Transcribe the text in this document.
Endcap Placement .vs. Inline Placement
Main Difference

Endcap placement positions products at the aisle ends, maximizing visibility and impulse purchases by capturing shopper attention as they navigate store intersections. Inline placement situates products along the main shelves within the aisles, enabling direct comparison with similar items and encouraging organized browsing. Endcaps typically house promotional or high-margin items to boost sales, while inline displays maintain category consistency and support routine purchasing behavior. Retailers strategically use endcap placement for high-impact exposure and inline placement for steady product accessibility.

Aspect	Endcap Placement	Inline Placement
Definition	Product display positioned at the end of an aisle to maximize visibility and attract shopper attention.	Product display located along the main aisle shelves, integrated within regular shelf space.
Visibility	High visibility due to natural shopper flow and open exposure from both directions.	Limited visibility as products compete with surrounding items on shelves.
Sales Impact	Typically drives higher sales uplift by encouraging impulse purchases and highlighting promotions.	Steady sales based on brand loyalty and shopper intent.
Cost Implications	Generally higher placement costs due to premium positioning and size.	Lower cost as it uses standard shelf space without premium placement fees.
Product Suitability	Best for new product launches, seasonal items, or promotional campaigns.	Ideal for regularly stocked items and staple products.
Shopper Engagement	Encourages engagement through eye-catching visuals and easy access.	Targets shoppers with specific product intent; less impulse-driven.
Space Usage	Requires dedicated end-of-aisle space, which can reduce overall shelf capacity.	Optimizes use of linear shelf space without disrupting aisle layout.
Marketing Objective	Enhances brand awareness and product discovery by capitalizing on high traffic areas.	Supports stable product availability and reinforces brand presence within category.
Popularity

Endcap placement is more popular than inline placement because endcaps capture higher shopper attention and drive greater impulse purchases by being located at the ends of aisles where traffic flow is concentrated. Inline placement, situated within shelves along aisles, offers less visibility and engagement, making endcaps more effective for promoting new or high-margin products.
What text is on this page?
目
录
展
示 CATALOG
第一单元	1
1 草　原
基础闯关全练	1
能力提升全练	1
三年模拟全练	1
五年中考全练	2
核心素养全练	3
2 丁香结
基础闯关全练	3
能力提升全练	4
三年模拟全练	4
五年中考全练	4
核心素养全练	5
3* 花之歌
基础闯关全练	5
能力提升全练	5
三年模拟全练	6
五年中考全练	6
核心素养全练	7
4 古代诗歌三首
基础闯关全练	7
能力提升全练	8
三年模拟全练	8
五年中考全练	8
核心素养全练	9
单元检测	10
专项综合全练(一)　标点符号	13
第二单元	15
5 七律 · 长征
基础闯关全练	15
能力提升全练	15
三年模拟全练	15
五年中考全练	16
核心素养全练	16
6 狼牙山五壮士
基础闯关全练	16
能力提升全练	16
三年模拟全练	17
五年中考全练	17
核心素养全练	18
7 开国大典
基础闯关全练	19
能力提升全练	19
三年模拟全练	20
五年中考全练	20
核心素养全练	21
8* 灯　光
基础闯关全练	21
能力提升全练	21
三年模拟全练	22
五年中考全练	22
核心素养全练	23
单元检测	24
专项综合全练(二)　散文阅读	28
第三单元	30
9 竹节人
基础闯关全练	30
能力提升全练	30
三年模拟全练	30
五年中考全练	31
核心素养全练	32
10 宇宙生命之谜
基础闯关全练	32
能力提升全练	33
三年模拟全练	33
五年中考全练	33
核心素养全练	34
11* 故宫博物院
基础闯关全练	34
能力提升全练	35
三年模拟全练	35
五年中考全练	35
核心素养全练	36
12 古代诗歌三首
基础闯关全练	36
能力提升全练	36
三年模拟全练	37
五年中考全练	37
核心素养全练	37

> [Exercise] Report the number of lines in the listing that include the string "flow"; give nothing but the number.

> [Finished answer] 2